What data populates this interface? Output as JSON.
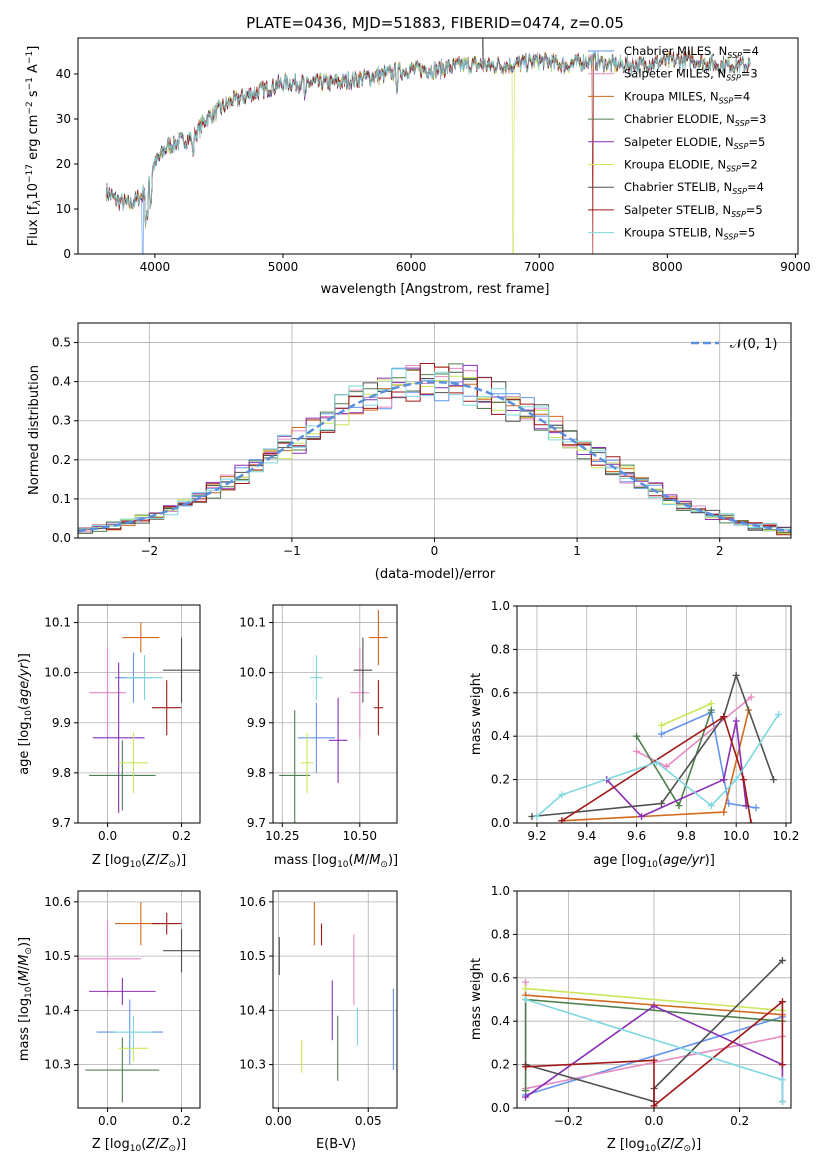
{
  "chart_data": [
    {
      "id": "spectrum",
      "type": "line",
      "title": "PLATE=0436, MJD=51883, FIBERID=0474, z=0.05",
      "xlabel": "wavelength [Angstrom, rest frame]",
      "ylabel": "Flux [f_λ 10^{-17} erg cm^{-2} s^{-1} A^{-1}]",
      "xlim": [
        3400,
        9020
      ],
      "ylim": [
        0,
        48
      ],
      "xticks": [
        4000,
        5000,
        6000,
        7000,
        8000,
        9000
      ],
      "yticks": [
        0,
        10,
        20,
        30,
        40
      ],
      "legend_placement": "upper right",
      "series": [
        {
          "name": "Chabrier MILES, N_SSP=4",
          "color": "#6495ed"
        },
        {
          "name": "Salpeter MILES, N_SSP=3",
          "color": "#e78ac3"
        },
        {
          "name": "Kroupa MILES, N_SSP=4",
          "color": "#d2691e"
        },
        {
          "name": "Chabrier ELODIE, N_SSP=3",
          "color": "#4f7f4f"
        },
        {
          "name": "Salpeter ELODIE, N_SSP=5",
          "color": "#8b2fb5"
        },
        {
          "name": "Kroupa ELODIE, N_SSP=2",
          "color": "#c7e85a"
        },
        {
          "name": "Chabrier STELIB, N_SSP=4",
          "color": "#505050"
        },
        {
          "name": "Salpeter STELIB, N_SSP=5",
          "color": "#a01818"
        },
        {
          "name": "Kroupa STELIB, N_SSP=5",
          "color": "#7fd8df"
        }
      ],
      "continuum": [
        [
          3620,
          14
        ],
        [
          3700,
          12
        ],
        [
          3800,
          11
        ],
        [
          3900,
          13
        ],
        [
          4000,
          20
        ],
        [
          4100,
          24
        ],
        [
          4200,
          25
        ],
        [
          4300,
          26
        ],
        [
          4400,
          30
        ],
        [
          4500,
          32
        ],
        [
          4600,
          34
        ],
        [
          4700,
          35
        ],
        [
          4800,
          36
        ],
        [
          4900,
          37
        ],
        [
          5000,
          38
        ],
        [
          5200,
          38
        ],
        [
          5400,
          38
        ],
        [
          5600,
          39
        ],
        [
          5800,
          40
        ],
        [
          6000,
          41
        ],
        [
          6200,
          41
        ],
        [
          6400,
          42
        ],
        [
          6600,
          42
        ],
        [
          6800,
          42
        ],
        [
          7000,
          43
        ],
        [
          7200,
          42
        ],
        [
          7400,
          43
        ],
        [
          7600,
          42
        ],
        [
          7800,
          42
        ],
        [
          8000,
          43
        ],
        [
          8200,
          43
        ],
        [
          8400,
          42
        ],
        [
          8650,
          42
        ]
      ]
    },
    {
      "id": "residuals",
      "type": "histogram",
      "xlabel": "(data-model)/error",
      "ylabel": "Normed distribution",
      "xlim": [
        -2.5,
        2.5
      ],
      "ylim": [
        0,
        0.55
      ],
      "xticks": [
        -2,
        -1,
        0,
        1,
        2
      ],
      "yticks": [
        0.0,
        0.1,
        0.2,
        0.3,
        0.4,
        0.5
      ],
      "legend": [
        "𝒩(0, 1)"
      ],
      "reference_color": "#5b8fdb",
      "grid": true
    },
    {
      "id": "age-vs-Z",
      "type": "errorbar",
      "xlabel": "Z [log10(Z/Z⊙)]",
      "ylabel": "age [log10(age/yr)]",
      "xlim": [
        -0.08,
        0.25
      ],
      "ylim": [
        9.7,
        10.135
      ],
      "xticks": [
        0.0,
        0.2
      ],
      "yticks": [
        9.7,
        9.8,
        9.9,
        10.0,
        10.1
      ],
      "points": [
        {
          "x": 0.07,
          "xerr": 0.05,
          "y": 9.99,
          "yerr": 0.05,
          "color": "#6495ed"
        },
        {
          "x": 0.0,
          "xerr": 0.05,
          "y": 9.96,
          "yerr": 0.09,
          "color": "#e78ac3"
        },
        {
          "x": 0.09,
          "xerr": 0.05,
          "y": 10.07,
          "yerr": 0.03,
          "color": "#d2691e"
        },
        {
          "x": 0.04,
          "xerr": 0.09,
          "y": 9.795,
          "yerr": 0.07,
          "color": "#4f7f4f"
        },
        {
          "x": 0.03,
          "xerr": 0.07,
          "y": 9.87,
          "yerr": 0.15,
          "color": "#8b2fb5"
        },
        {
          "x": 0.07,
          "xerr": 0.04,
          "y": 9.82,
          "yerr": 0.06,
          "color": "#c7e85a"
        },
        {
          "x": 0.2,
          "xerr": 0.05,
          "y": 10.005,
          "yerr": 0.065,
          "color": "#505050"
        },
        {
          "x": 0.16,
          "xerr": 0.04,
          "y": 9.93,
          "yerr": 0.055,
          "color": "#a01818"
        },
        {
          "x": 0.1,
          "xerr": 0.05,
          "y": 9.99,
          "yerr": 0.045,
          "color": "#7fd8df"
        }
      ]
    },
    {
      "id": "age-vs-mass",
      "type": "errorbar",
      "xlabel": "mass [log10(M/M⊙)]",
      "ylabel": "",
      "xlim": [
        10.22,
        10.62
      ],
      "ylim": [
        9.7,
        10.135
      ],
      "xticks": [
        10.25,
        10.5
      ],
      "yticks": [
        9.7,
        9.8,
        9.9,
        10.0,
        10.1
      ],
      "points": [
        {
          "x": 10.36,
          "xerr": 0.06,
          "y": 9.87,
          "yerr": 0.07,
          "color": "#6495ed"
        },
        {
          "x": 10.5,
          "xerr": 0.03,
          "y": 9.96,
          "yerr": 0.09,
          "color": "#e78ac3"
        },
        {
          "x": 10.56,
          "xerr": 0.03,
          "y": 10.07,
          "yerr": 0.055,
          "color": "#d2691e"
        },
        {
          "x": 10.29,
          "xerr": 0.05,
          "y": 9.795,
          "yerr": 0.13,
          "color": "#4f7f4f"
        },
        {
          "x": 10.43,
          "xerr": 0.03,
          "y": 9.865,
          "yerr": 0.085,
          "color": "#8b2fb5"
        },
        {
          "x": 10.33,
          "xerr": 0.02,
          "y": 9.82,
          "yerr": 0.06,
          "color": "#c7e85a"
        },
        {
          "x": 10.51,
          "xerr": 0.03,
          "y": 10.005,
          "yerr": 0.065,
          "color": "#505050"
        },
        {
          "x": 10.56,
          "xerr": 0.015,
          "y": 9.93,
          "yerr": 0.055,
          "color": "#a01818"
        },
        {
          "x": 10.36,
          "xerr": 0.02,
          "y": 9.99,
          "yerr": 0.045,
          "color": "#7fd8df"
        }
      ]
    },
    {
      "id": "weight-vs-age",
      "type": "line",
      "xlabel": "age [log10(age/yr)]",
      "ylabel": "mass weight",
      "xlim": [
        9.12,
        10.22
      ],
      "ylim": [
        0.0,
        1.0
      ],
      "xticks": [
        9.2,
        9.4,
        9.6,
        9.8,
        10.0,
        10.2
      ],
      "yticks": [
        0.0,
        0.2,
        0.4,
        0.6,
        0.8,
        1.0
      ],
      "series": [
        {
          "color": "#6495ed",
          "x": [
            9.7,
            9.9,
            9.97,
            10.08
          ],
          "y": [
            0.41,
            0.51,
            0.09,
            0.07
          ]
        },
        {
          "color": "#e78ac3",
          "x": [
            9.6,
            9.72,
            10.06
          ],
          "y": [
            0.33,
            0.26,
            0.58
          ]
        },
        {
          "color": "#d2691e",
          "x": [
            9.3,
            9.95,
            10.05
          ],
          "y": [
            0.01,
            0.05,
            0.52
          ]
        },
        {
          "color": "#4f7f4f",
          "x": [
            9.6,
            9.77,
            9.9
          ],
          "y": [
            0.4,
            0.08,
            0.52
          ]
        },
        {
          "color": "#8b2fb5",
          "x": [
            9.48,
            9.62,
            9.95,
            10.0,
            10.04
          ],
          "y": [
            0.2,
            0.03,
            0.2,
            0.47,
            0.08
          ]
        },
        {
          "color": "#c7e85a",
          "x": [
            9.7,
            9.9
          ],
          "y": [
            0.45,
            0.55
          ]
        },
        {
          "color": "#505050",
          "x": [
            9.18,
            9.7,
            9.95,
            10.0,
            10.15
          ],
          "y": [
            0.03,
            0.09,
            0.49,
            0.68,
            0.2
          ]
        },
        {
          "color": "#a01818",
          "x": [
            9.3,
            9.95,
            10.03,
            10.06
          ],
          "y": [
            0.01,
            0.49,
            0.2,
            0.0
          ]
        },
        {
          "color": "#7fd8df",
          "x": [
            9.2,
            9.3,
            9.68,
            9.9,
            10.0,
            10.17
          ],
          "y": [
            0.03,
            0.13,
            0.28,
            0.08,
            0.2,
            0.5
          ]
        }
      ]
    },
    {
      "id": "mass-vs-Z",
      "type": "errorbar",
      "xlabel": "Z [log10(Z/Z⊙)]",
      "ylabel": "mass [log10(M/M⊙)]",
      "xlim": [
        -0.08,
        0.25
      ],
      "ylim": [
        10.22,
        10.62
      ],
      "xticks": [
        0.0,
        0.2
      ],
      "yticks": [
        10.3,
        10.4,
        10.5,
        10.6
      ],
      "points": [
        {
          "x": 0.06,
          "xerr": 0.09,
          "y": 10.36,
          "yerr": 0.06,
          "color": "#6495ed"
        },
        {
          "x": 0.0,
          "xerr": 0.09,
          "y": 10.495,
          "yerr": 0.07,
          "color": "#e78ac3"
        },
        {
          "x": 0.09,
          "xerr": 0.07,
          "y": 10.56,
          "yerr": 0.04,
          "color": "#d2691e"
        },
        {
          "x": 0.04,
          "xerr": 0.1,
          "y": 10.29,
          "yerr": 0.06,
          "color": "#4f7f4f"
        },
        {
          "x": 0.04,
          "xerr": 0.09,
          "y": 10.435,
          "yerr": 0.025,
          "color": "#8b2fb5"
        },
        {
          "x": 0.07,
          "xerr": 0.04,
          "y": 10.33,
          "yerr": 0.025,
          "color": "#c7e85a"
        },
        {
          "x": 0.2,
          "xerr": 0.05,
          "y": 10.51,
          "yerr": 0.04,
          "color": "#505050"
        },
        {
          "x": 0.16,
          "xerr": 0.04,
          "y": 10.56,
          "yerr": 0.02,
          "color": "#a01818"
        },
        {
          "x": 0.07,
          "xerr": 0.05,
          "y": 10.36,
          "yerr": 0.03,
          "color": "#7fd8df"
        }
      ]
    },
    {
      "id": "mass-vs-ebv",
      "type": "errorbar",
      "xlabel": "E(B-V)",
      "ylabel": "",
      "xlim": [
        -0.003,
        0.066
      ],
      "ylim": [
        10.22,
        10.62
      ],
      "xticks": [
        0.0,
        0.05
      ],
      "yticks": [
        10.3,
        10.4,
        10.5,
        10.6
      ],
      "points": [
        {
          "x": 0.064,
          "y": 10.365,
          "yerr": 0.075,
          "color": "#6495ed"
        },
        {
          "x": 0.042,
          "y": 10.475,
          "yerr": 0.065,
          "color": "#e78ac3"
        },
        {
          "x": 0.02,
          "y": 10.56,
          "yerr": 0.04,
          "color": "#d2691e"
        },
        {
          "x": 0.033,
          "y": 10.33,
          "yerr": 0.06,
          "color": "#4f7f4f"
        },
        {
          "x": 0.03,
          "y": 10.4,
          "yerr": 0.055,
          "color": "#8b2fb5"
        },
        {
          "x": 0.013,
          "y": 10.315,
          "yerr": 0.03,
          "color": "#c7e85a"
        },
        {
          "x": 0.0005,
          "y": 10.5,
          "yerr": 0.035,
          "color": "#505050"
        },
        {
          "x": 0.024,
          "y": 10.54,
          "yerr": 0.02,
          "color": "#a01818"
        },
        {
          "x": 0.044,
          "y": 10.37,
          "yerr": 0.035,
          "color": "#7fd8df"
        }
      ]
    },
    {
      "id": "weight-vs-Z",
      "type": "line",
      "xlabel": "Z [log10(Z/Z⊙)]",
      "ylabel": "mass weight",
      "xlim": [
        -0.32,
        0.32
      ],
      "ylim": [
        0.0,
        1.0
      ],
      "xticks": [
        -0.2,
        0.0,
        0.2
      ],
      "yticks": [
        0.0,
        0.2,
        0.4,
        0.6,
        0.8,
        1.0
      ],
      "series": [
        {
          "color": "#6495ed",
          "x": [
            -0.3,
            0.3
          ],
          "y": [
            0.06,
            0.42
          ]
        },
        {
          "color": "#e78ac3",
          "x": [
            -0.3,
            -0.3,
            0.3
          ],
          "y": [
            0.58,
            0.09,
            0.33
          ]
        },
        {
          "color": "#d2691e",
          "x": [
            -0.3,
            0.3
          ],
          "y": [
            0.52,
            0.43
          ]
        },
        {
          "color": "#4f7f4f",
          "x": [
            -0.3,
            -0.3,
            0.3
          ],
          "y": [
            0.08,
            0.5,
            0.4
          ]
        },
        {
          "color": "#8b2fb5",
          "x": [
            -0.3,
            0.0,
            0.3,
            0.3
          ],
          "y": [
            0.05,
            0.47,
            0.2,
            0.03
          ]
        },
        {
          "color": "#c7e85a",
          "x": [
            -0.3,
            0.3
          ],
          "y": [
            0.55,
            0.45
          ]
        },
        {
          "color": "#505050",
          "x": [
            -0.3,
            0.0,
            0.0,
            0.3
          ],
          "y": [
            0.2,
            0.03,
            0.09,
            0.68
          ]
        },
        {
          "color": "#a01818",
          "x": [
            -0.3,
            0.0,
            0.0,
            0.3,
            0.3
          ],
          "y": [
            0.19,
            0.22,
            0.01,
            0.49,
            0.2
          ]
        },
        {
          "color": "#7fd8df",
          "x": [
            -0.3,
            0.3,
            0.3
          ],
          "y": [
            0.5,
            0.13,
            0.03
          ]
        }
      ]
    }
  ]
}
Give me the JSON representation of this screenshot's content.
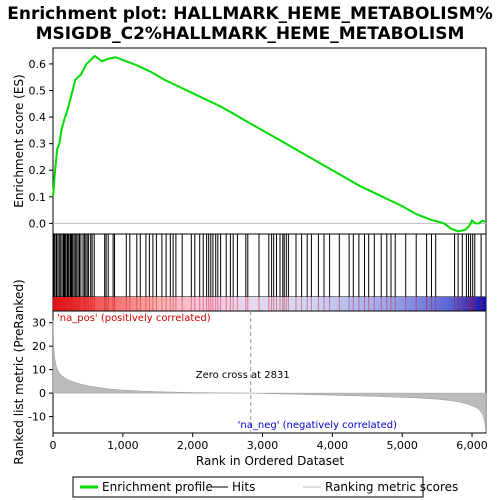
{
  "chart_data": {
    "type": "line",
    "title_line1": "Enrichment plot: HALLMARK_HEME_METABOLISM%",
    "title_line2": "MSIGDB_C2%HALLMARK_HEME_METABOLISM",
    "top_panel": {
      "ylabel": "Enrichment score (ES)",
      "ylim": [
        -0.04,
        0.66
      ],
      "yticks": [
        0.0,
        0.1,
        0.2,
        0.3,
        0.4,
        0.5,
        0.6
      ],
      "ytick_labels": [
        "0.0",
        "0.1",
        "0.2",
        "0.3",
        "0.4",
        "0.5",
        "0.6"
      ],
      "series": [
        {
          "name": "Enrichment profile",
          "color": "#00dd00",
          "x": [
            0,
            30,
            60,
            90,
            120,
            160,
            200,
            240,
            280,
            320,
            360,
            400,
            440,
            480,
            520,
            560,
            600,
            700,
            800,
            900,
            1000,
            1200,
            1400,
            1600,
            1800,
            2000,
            2200,
            2400,
            2600,
            2831,
            3000,
            3200,
            3400,
            3600,
            3800,
            4000,
            4200,
            4400,
            4600,
            4800,
            5000,
            5200,
            5400,
            5600,
            5700,
            5800,
            5900,
            5960,
            6000,
            6050,
            6100,
            6150,
            6200
          ],
          "y": [
            0.1,
            0.2,
            0.28,
            0.3,
            0.35,
            0.39,
            0.42,
            0.46,
            0.5,
            0.54,
            0.55,
            0.56,
            0.58,
            0.6,
            0.61,
            0.62,
            0.63,
            0.61,
            0.62,
            0.625,
            0.615,
            0.595,
            0.57,
            0.54,
            0.515,
            0.49,
            0.465,
            0.44,
            0.41,
            0.375,
            0.35,
            0.32,
            0.29,
            0.26,
            0.23,
            0.2,
            0.17,
            0.14,
            0.115,
            0.09,
            0.065,
            0.035,
            0.015,
            0.0,
            -0.02,
            -0.03,
            -0.025,
            -0.01,
            0.01,
            0.0,
            0.0,
            0.01,
            0.005
          ]
        }
      ]
    },
    "hits_panel": {
      "hit_positions": [
        5,
        15,
        30,
        50,
        70,
        90,
        110,
        130,
        150,
        165,
        180,
        200,
        215,
        230,
        250,
        265,
        280,
        300,
        320,
        340,
        360,
        380,
        400,
        430,
        450,
        470,
        490,
        510,
        540,
        560,
        590,
        740,
        760,
        790,
        860,
        880,
        1050,
        1100,
        1200,
        1250,
        1330,
        1380,
        1430,
        1480,
        1560,
        1620,
        1680,
        1720,
        1760,
        1850,
        1980,
        2030,
        2100,
        2150,
        2200,
        2230,
        2260,
        2290,
        2330,
        2360,
        2400,
        2480,
        2540,
        2580,
        2640,
        2760,
        2790,
        2950,
        3090,
        3130,
        3160,
        3200,
        3250,
        3290,
        3310,
        3340,
        3370,
        3480,
        3560,
        3640,
        3700,
        3800,
        3880,
        3960,
        4100,
        4240,
        4300,
        4380,
        4460,
        4520,
        4600,
        4700,
        4780,
        4840,
        4900,
        5050,
        5200,
        5350,
        5420,
        5480,
        5750,
        5800,
        5860,
        5920,
        5950,
        5980,
        6010,
        6040,
        6130
      ]
    },
    "bottom_panel": {
      "ylabel": "Ranked list metric (PreRanked)",
      "xlabel": "Rank in Ordered Dataset",
      "xlim": [
        0,
        6200
      ],
      "ylim": [
        -17,
        35
      ],
      "yticks": [
        -10,
        0,
        10,
        20,
        30
      ],
      "ytick_labels": [
        "-10",
        "0",
        "10",
        "20",
        "30"
      ],
      "xticks": [
        0,
        1000,
        2000,
        3000,
        4000,
        5000,
        6000
      ],
      "xtick_labels": [
        "0",
        "1,000",
        "2,000",
        "3,000",
        "4,000",
        "5,000",
        "6,000"
      ],
      "metric_x": [
        0,
        10,
        25,
        50,
        80,
        120,
        170,
        230,
        300,
        400,
        500,
        650,
        800,
        1000,
        1300,
        1600,
        2000,
        2400,
        2831,
        3200,
        3600,
        4000,
        4400,
        4800,
        5200,
        5500,
        5700,
        5850,
        5950,
        6050,
        6100,
        6150,
        6180,
        6200
      ],
      "metric_y": [
        31,
        20,
        15,
        11,
        9,
        7.5,
        6.5,
        5.5,
        4.7,
        3.8,
        3.1,
        2.4,
        1.8,
        1.3,
        0.8,
        0.5,
        0.25,
        0.1,
        0.0,
        -0.3,
        -0.6,
        -0.9,
        -1.2,
        -1.6,
        -2.0,
        -2.6,
        -3.2,
        -4.0,
        -4.8,
        -6.0,
        -7.0,
        -9.0,
        -12.0,
        -16.5
      ],
      "zero_cross_label": "Zero cross at 2831",
      "zero_cross": 2831,
      "pos_label": "'na_pos' (positively correlated)",
      "neg_label": "'na_neg' (negatively correlated)"
    },
    "legend": {
      "entries": [
        {
          "label": "Enrichment profile",
          "color": "#00dd00"
        },
        {
          "label": "Hits",
          "color": "#000000"
        },
        {
          "label": "Ranking metric scores",
          "color": "#bbbbbb"
        }
      ]
    }
  }
}
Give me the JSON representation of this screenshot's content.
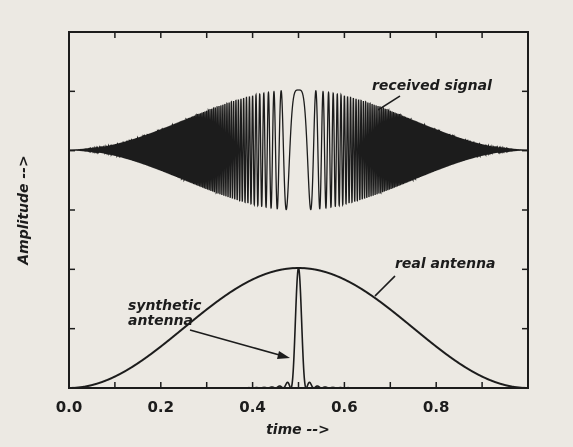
{
  "chart_data": {
    "type": "line",
    "title": "",
    "xlabel": "time -->",
    "ylabel": "Amplitude -->",
    "xlim": [
      0.0,
      1.0
    ],
    "x_ticks": [
      "0.0",
      "0.2",
      "0.4",
      "0.6",
      "0.8"
    ],
    "x_tick_values": [
      0.0,
      0.2,
      0.4,
      0.6,
      0.8
    ],
    "grid": false,
    "legend": "none",
    "colors": {
      "background": "#ece9e3",
      "ink": "#1c1c1c"
    },
    "annotations": {
      "received": "received signal",
      "real": "real antenna",
      "synthetic_line1": "synthetic",
      "synthetic_line2": "antenna"
    },
    "series": [
      {
        "curve": "received",
        "description": "chirp burst, amplitude envelope follows real antenna pattern",
        "envelope_peak": 1.0,
        "center": 0.5
      },
      {
        "curve": "real",
        "description": "broad beam pattern",
        "x": [
          0.0,
          0.1,
          0.2,
          0.3,
          0.4,
          0.5,
          0.6,
          0.7,
          0.8,
          0.9,
          1.0
        ],
        "y": [
          0.0,
          0.1,
          0.35,
          0.65,
          0.9,
          1.0,
          0.9,
          0.65,
          0.35,
          0.1,
          0.0
        ]
      },
      {
        "curve": "synthetic",
        "description": "narrow compressed pulse with sidelobes",
        "x": [
          0.44,
          0.47,
          0.49,
          0.5,
          0.51,
          0.53,
          0.56
        ],
        "y": [
          0.03,
          0.1,
          0.2,
          0.98,
          0.2,
          0.1,
          0.03
        ]
      }
    ]
  }
}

▶ Your goal:
In the entries above, locate every line with the word "MILES" and copy it.

▶ Exercise answer:
          "name": "Chabrier MILES, N_SSP=4",
          "name": "Salpeter MILES, N_SSP=3",
          "name": "Kroupa MILES, N_SSP=4",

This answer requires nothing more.